--- Given instruction ---
Gather all lines in the records below that include the word "Ward".

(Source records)
(begin)

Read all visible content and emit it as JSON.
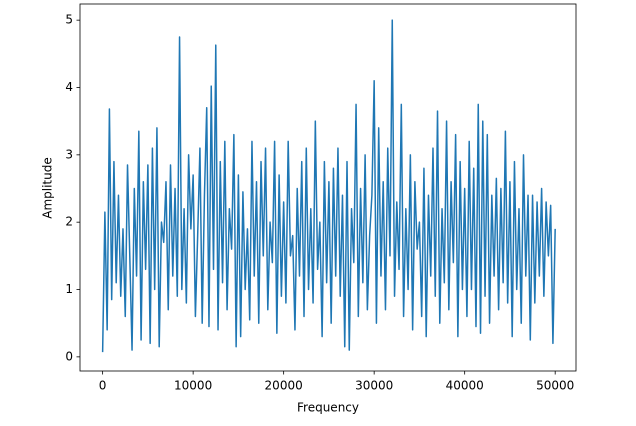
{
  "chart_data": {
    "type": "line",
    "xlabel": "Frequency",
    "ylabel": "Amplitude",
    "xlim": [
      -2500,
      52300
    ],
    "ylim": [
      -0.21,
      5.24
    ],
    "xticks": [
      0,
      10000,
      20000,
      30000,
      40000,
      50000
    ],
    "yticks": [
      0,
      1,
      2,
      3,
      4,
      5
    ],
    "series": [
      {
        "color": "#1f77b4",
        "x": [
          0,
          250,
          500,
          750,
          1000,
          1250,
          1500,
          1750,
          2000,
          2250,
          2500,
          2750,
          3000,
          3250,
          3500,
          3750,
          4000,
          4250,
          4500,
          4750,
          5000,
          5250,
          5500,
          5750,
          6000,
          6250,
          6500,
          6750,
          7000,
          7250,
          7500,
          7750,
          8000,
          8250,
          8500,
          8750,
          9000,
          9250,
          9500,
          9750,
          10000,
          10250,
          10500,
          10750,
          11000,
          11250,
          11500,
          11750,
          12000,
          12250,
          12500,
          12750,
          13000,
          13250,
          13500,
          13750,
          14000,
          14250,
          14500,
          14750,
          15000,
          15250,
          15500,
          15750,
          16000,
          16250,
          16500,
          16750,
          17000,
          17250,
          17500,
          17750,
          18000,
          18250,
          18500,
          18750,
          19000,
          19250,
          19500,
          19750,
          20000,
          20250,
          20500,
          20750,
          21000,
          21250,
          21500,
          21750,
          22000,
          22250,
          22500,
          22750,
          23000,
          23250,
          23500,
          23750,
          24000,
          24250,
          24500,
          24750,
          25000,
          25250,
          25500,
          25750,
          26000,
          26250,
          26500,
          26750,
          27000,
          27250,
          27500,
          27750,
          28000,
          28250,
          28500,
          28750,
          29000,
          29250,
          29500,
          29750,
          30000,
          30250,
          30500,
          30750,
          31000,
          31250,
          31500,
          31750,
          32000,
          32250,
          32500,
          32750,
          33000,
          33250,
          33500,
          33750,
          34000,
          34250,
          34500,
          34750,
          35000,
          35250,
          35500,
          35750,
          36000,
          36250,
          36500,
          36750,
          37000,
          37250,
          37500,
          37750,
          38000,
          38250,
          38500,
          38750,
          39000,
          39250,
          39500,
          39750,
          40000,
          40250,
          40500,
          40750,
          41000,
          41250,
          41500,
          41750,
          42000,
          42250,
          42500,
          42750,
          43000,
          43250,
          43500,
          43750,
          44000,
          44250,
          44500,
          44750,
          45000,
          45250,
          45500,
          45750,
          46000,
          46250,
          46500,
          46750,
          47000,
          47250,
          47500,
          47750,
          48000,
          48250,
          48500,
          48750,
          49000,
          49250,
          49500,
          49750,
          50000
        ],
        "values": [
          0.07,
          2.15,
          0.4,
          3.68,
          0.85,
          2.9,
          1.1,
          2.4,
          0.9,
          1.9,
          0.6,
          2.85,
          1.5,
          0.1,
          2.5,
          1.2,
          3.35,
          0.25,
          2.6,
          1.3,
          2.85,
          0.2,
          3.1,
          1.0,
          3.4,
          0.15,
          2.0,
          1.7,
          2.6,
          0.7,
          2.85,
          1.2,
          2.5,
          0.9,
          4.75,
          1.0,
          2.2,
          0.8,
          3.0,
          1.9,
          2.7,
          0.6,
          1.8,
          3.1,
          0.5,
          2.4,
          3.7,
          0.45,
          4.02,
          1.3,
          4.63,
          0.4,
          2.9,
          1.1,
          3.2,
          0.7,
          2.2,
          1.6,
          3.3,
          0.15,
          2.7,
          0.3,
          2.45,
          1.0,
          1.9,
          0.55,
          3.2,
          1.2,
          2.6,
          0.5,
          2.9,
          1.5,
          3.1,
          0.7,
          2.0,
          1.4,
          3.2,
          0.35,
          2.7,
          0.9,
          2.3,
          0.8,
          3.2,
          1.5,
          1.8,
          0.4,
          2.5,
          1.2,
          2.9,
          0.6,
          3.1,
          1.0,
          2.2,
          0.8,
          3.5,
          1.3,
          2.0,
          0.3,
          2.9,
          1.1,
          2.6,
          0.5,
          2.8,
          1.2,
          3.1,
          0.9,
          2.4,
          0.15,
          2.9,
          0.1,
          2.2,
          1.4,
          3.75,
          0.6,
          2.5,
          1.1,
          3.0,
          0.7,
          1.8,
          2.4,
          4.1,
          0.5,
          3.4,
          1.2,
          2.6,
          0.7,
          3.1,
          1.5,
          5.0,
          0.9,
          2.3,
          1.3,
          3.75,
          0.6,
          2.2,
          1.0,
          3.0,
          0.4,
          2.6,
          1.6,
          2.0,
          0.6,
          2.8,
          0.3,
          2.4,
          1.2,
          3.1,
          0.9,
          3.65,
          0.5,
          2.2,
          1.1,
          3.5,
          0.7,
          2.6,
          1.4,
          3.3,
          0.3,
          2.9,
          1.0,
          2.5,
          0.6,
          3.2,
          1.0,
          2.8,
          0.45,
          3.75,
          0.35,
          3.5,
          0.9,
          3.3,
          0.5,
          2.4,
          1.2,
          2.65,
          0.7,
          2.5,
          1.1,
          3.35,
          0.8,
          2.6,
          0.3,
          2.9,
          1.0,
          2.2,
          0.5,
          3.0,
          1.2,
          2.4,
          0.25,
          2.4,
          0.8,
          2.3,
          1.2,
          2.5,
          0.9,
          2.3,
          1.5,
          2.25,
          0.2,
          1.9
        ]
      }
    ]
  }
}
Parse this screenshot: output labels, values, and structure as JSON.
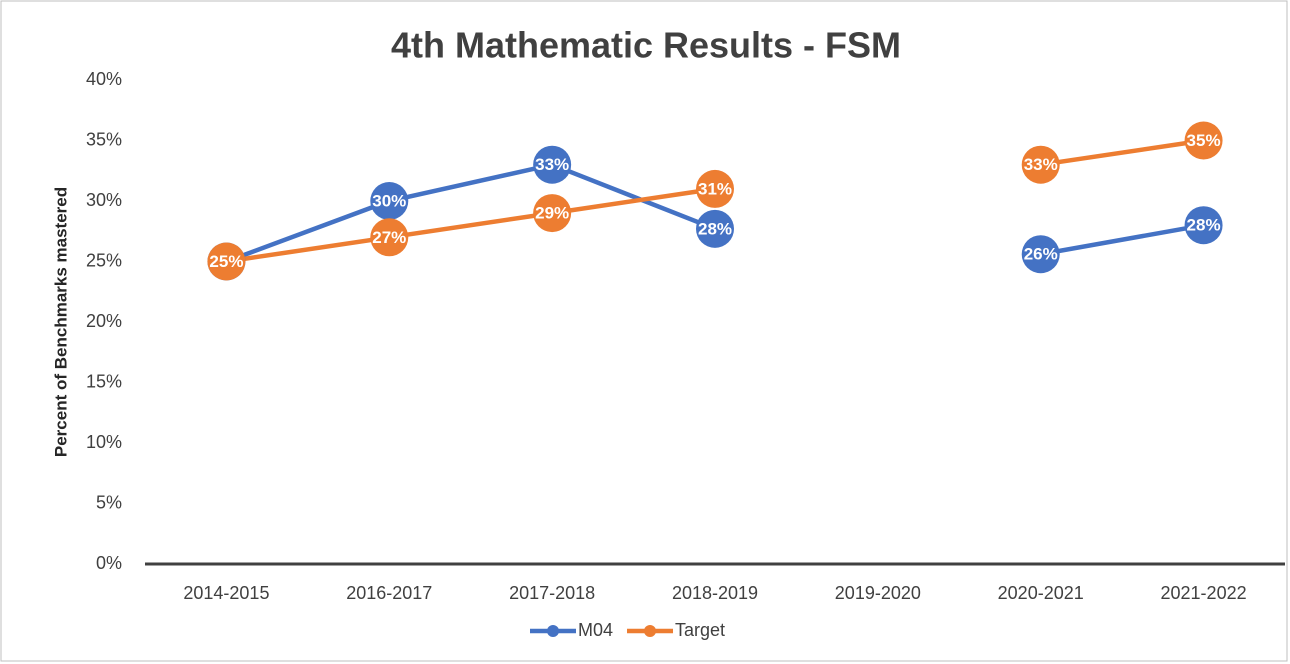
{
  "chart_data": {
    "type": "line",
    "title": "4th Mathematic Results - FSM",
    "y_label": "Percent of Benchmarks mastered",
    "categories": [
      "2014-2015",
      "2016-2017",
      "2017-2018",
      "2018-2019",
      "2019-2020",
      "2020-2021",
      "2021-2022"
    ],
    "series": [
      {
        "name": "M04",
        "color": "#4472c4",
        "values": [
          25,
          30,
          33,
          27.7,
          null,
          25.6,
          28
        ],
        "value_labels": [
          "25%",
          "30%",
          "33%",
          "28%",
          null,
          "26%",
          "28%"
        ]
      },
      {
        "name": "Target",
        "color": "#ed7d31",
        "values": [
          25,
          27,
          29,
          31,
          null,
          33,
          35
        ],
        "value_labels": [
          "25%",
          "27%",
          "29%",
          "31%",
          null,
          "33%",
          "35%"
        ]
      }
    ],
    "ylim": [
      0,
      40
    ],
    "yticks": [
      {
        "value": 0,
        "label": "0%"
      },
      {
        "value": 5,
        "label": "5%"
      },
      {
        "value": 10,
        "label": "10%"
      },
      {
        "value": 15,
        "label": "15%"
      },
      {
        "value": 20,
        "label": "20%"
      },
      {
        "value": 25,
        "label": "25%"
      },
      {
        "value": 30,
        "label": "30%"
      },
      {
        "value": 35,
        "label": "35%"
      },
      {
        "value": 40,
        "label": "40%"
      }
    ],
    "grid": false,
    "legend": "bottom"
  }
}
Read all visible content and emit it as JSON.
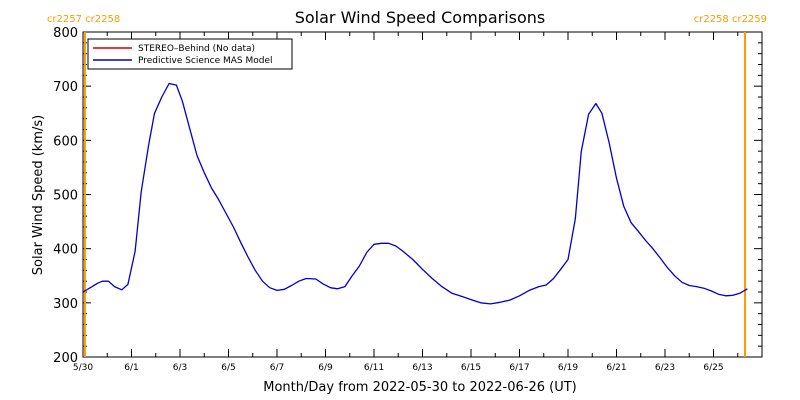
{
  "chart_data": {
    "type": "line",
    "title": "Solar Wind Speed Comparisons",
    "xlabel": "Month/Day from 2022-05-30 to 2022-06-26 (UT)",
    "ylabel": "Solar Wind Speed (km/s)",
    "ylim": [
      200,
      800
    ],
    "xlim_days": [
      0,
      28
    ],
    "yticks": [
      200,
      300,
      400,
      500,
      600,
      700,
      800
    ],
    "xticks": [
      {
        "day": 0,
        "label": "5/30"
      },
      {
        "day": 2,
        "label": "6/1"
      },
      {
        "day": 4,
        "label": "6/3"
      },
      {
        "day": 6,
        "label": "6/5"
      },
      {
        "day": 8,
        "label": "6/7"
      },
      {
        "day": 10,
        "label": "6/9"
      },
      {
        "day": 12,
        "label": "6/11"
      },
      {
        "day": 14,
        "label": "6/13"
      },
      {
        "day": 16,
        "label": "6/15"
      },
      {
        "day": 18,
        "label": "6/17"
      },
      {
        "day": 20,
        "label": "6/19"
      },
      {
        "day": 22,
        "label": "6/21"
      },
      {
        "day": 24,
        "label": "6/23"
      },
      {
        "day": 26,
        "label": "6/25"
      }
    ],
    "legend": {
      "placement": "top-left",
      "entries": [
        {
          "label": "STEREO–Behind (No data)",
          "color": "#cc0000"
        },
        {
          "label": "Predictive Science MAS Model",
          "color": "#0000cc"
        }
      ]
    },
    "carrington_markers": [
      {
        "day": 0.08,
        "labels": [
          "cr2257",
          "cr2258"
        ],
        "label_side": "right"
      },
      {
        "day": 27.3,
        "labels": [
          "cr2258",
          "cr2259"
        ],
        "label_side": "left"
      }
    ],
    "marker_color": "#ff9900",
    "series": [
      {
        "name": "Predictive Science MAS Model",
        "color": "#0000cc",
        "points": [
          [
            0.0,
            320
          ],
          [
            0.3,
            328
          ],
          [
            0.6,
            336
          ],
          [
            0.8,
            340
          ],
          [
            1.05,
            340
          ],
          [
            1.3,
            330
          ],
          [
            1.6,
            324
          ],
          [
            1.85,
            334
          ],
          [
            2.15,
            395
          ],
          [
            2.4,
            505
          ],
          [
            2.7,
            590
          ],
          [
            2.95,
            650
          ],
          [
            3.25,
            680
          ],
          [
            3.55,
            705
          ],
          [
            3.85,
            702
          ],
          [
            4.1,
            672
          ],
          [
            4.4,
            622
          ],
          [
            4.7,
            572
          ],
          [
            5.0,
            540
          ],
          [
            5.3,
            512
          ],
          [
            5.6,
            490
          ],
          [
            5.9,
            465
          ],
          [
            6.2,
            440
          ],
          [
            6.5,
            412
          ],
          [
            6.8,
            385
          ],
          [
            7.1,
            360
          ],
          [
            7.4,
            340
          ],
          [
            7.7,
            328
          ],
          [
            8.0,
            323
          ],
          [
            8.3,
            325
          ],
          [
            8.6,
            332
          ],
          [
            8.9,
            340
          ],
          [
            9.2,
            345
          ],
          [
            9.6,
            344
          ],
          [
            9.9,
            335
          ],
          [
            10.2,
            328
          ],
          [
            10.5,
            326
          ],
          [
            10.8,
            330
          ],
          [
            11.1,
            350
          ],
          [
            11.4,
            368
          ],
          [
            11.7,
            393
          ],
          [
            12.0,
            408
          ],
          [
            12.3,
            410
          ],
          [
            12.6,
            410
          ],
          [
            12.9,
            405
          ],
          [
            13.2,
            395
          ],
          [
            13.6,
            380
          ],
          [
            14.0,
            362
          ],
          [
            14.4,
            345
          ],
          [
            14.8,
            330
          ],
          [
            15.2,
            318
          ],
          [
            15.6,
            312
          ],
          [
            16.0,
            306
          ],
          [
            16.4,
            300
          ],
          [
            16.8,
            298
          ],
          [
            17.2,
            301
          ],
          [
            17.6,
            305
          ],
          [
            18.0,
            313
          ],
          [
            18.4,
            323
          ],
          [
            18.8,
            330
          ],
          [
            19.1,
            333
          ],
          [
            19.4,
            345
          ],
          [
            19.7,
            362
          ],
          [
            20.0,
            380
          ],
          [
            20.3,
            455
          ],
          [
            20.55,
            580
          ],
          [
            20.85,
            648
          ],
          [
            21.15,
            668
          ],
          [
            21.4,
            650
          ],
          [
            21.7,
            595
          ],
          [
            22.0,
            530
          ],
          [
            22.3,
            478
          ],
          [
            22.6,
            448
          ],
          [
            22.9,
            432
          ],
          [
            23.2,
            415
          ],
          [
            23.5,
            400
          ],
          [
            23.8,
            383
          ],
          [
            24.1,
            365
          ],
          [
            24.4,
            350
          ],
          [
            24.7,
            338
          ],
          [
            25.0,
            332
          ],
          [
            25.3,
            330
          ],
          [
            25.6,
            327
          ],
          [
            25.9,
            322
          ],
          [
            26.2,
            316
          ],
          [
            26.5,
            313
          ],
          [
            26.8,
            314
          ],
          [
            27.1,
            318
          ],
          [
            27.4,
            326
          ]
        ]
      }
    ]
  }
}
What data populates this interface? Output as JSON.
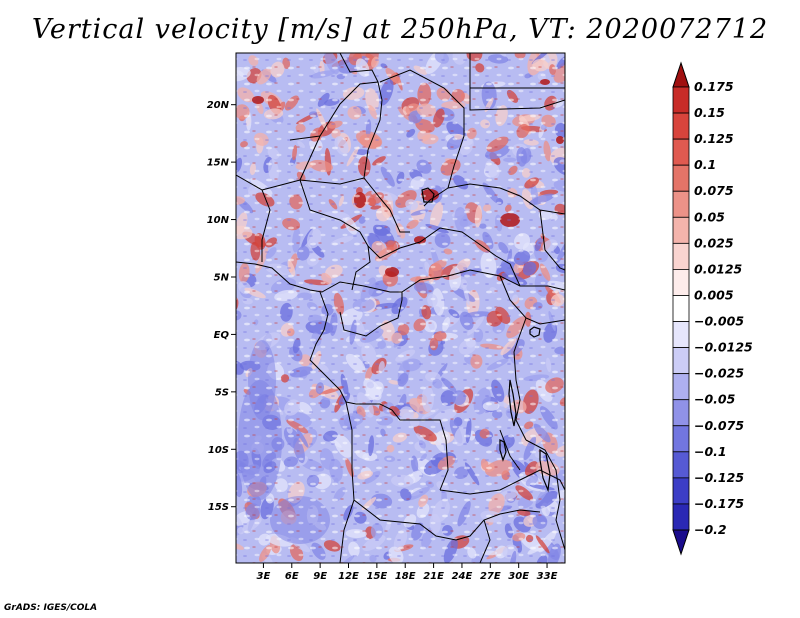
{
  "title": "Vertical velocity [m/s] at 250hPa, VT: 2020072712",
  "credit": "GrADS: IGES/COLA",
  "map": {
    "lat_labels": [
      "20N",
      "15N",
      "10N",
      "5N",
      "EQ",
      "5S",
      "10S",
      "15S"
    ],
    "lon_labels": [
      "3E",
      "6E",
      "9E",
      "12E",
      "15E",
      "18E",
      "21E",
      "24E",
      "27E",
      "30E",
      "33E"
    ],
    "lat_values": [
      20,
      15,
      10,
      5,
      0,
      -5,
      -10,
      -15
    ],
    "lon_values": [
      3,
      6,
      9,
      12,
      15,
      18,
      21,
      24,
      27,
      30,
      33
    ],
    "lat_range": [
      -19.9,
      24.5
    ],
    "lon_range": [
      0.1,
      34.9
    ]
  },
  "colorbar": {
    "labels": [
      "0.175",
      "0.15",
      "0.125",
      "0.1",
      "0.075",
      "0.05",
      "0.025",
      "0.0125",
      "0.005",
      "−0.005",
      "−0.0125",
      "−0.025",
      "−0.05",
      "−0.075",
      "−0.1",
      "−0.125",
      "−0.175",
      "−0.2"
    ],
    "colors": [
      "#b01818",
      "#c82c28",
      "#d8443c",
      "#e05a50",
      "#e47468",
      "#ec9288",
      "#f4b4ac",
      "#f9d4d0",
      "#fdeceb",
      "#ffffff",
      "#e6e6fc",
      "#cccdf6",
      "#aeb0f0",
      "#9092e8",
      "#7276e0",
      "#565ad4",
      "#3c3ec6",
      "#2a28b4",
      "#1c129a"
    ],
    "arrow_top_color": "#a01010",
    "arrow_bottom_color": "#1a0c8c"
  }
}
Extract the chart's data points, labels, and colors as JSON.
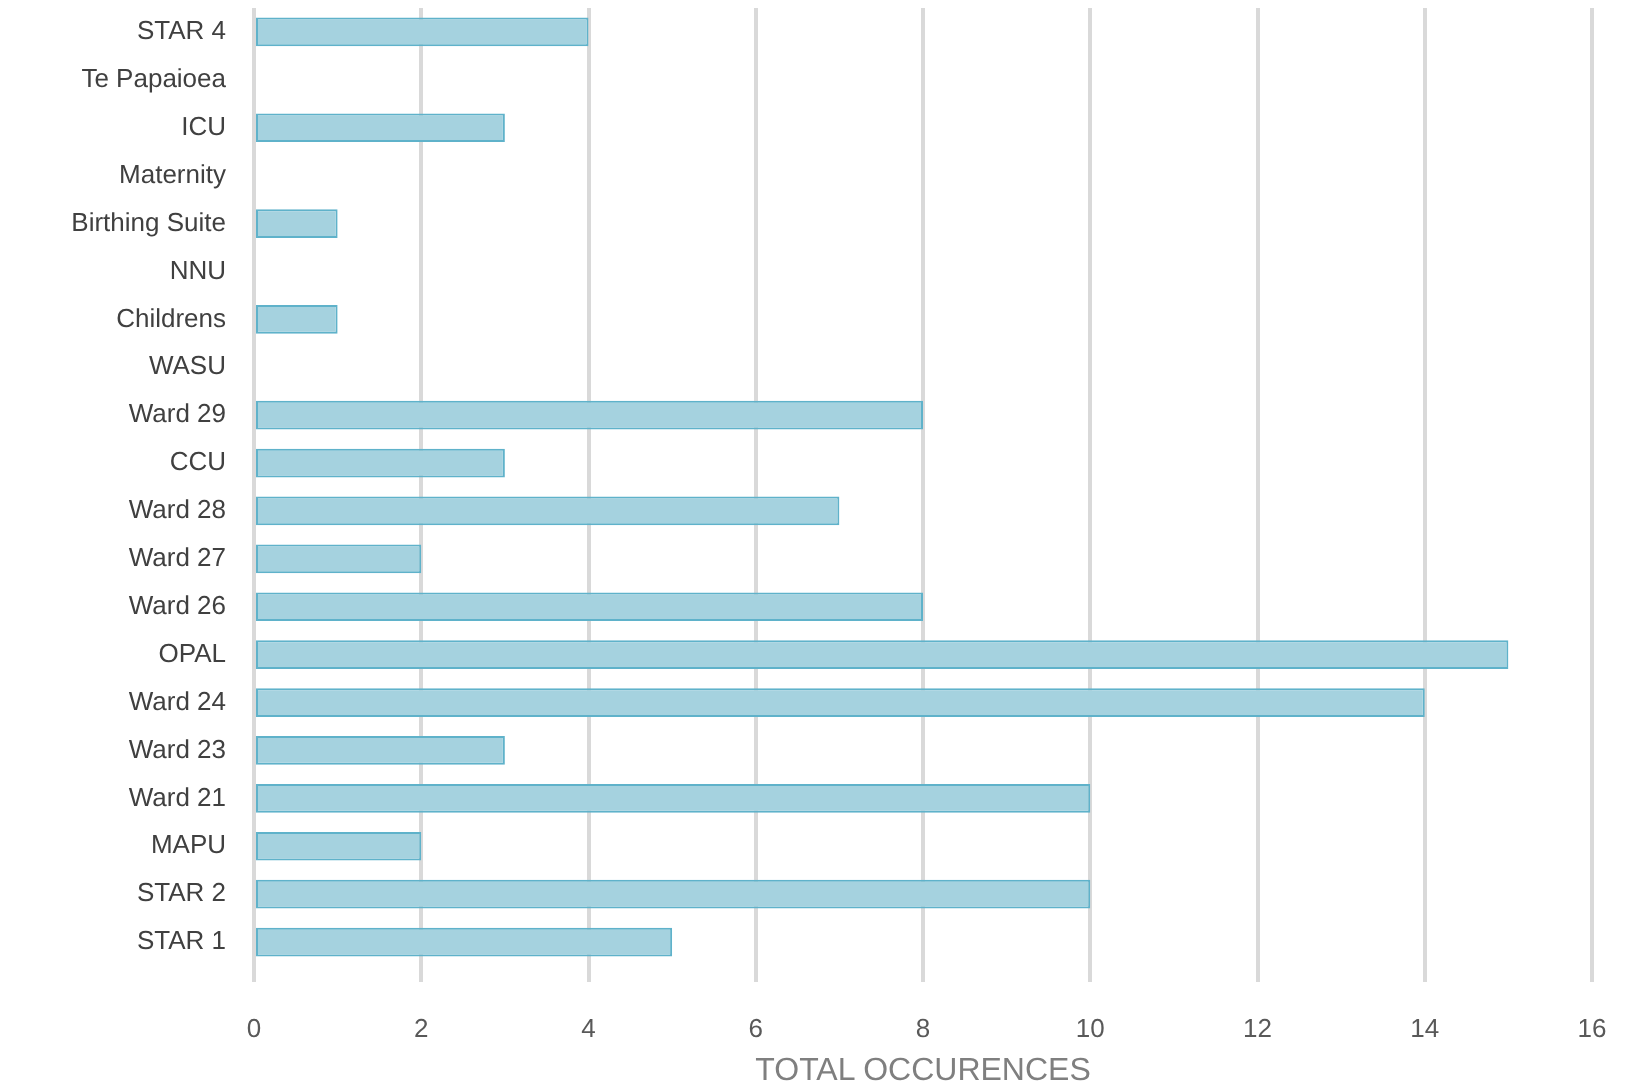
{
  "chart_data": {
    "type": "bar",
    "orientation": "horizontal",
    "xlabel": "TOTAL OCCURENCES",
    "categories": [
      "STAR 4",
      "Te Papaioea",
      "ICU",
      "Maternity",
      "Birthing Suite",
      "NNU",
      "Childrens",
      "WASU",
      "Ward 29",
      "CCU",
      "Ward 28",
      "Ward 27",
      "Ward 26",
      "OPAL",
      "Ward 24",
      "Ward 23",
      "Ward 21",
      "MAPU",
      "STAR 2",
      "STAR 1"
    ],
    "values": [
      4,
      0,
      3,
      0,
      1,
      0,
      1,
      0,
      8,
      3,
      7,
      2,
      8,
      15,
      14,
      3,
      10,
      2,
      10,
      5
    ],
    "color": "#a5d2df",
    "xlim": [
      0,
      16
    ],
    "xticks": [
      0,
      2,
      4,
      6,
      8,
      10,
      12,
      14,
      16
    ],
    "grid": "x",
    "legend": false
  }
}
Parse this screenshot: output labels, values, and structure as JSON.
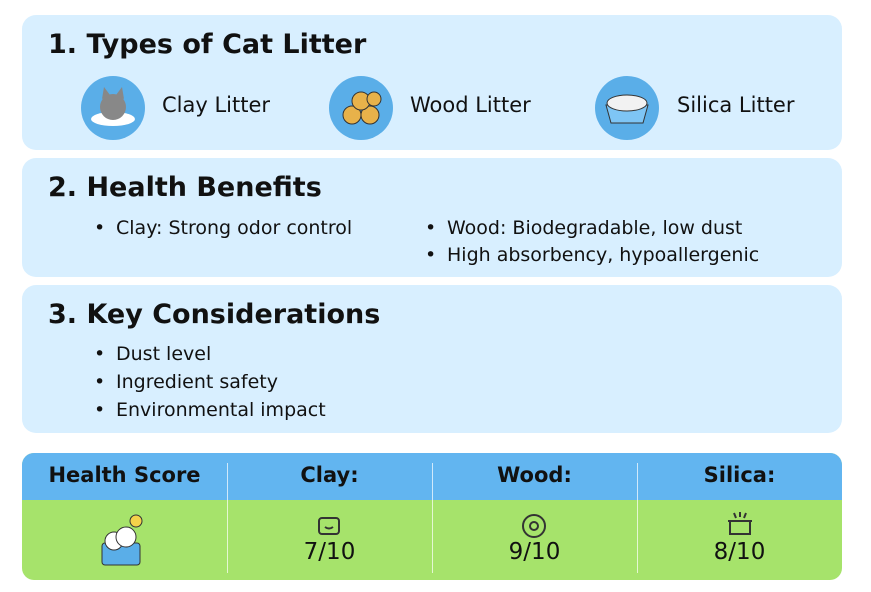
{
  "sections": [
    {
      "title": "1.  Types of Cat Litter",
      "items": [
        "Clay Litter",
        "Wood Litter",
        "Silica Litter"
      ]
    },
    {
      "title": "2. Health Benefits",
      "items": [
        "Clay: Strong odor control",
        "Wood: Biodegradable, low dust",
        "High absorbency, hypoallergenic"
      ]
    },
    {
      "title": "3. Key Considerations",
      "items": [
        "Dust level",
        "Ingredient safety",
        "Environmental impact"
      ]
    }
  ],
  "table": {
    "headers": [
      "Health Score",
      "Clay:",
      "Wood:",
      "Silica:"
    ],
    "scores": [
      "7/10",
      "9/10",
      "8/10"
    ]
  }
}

(end)

--- Written solution ---
      "Ward 29",
      "Ward 28",
      "Ward 27",
      "Ward 26",
      "Ward 24",
      "Ward 23",
      "Ward 21",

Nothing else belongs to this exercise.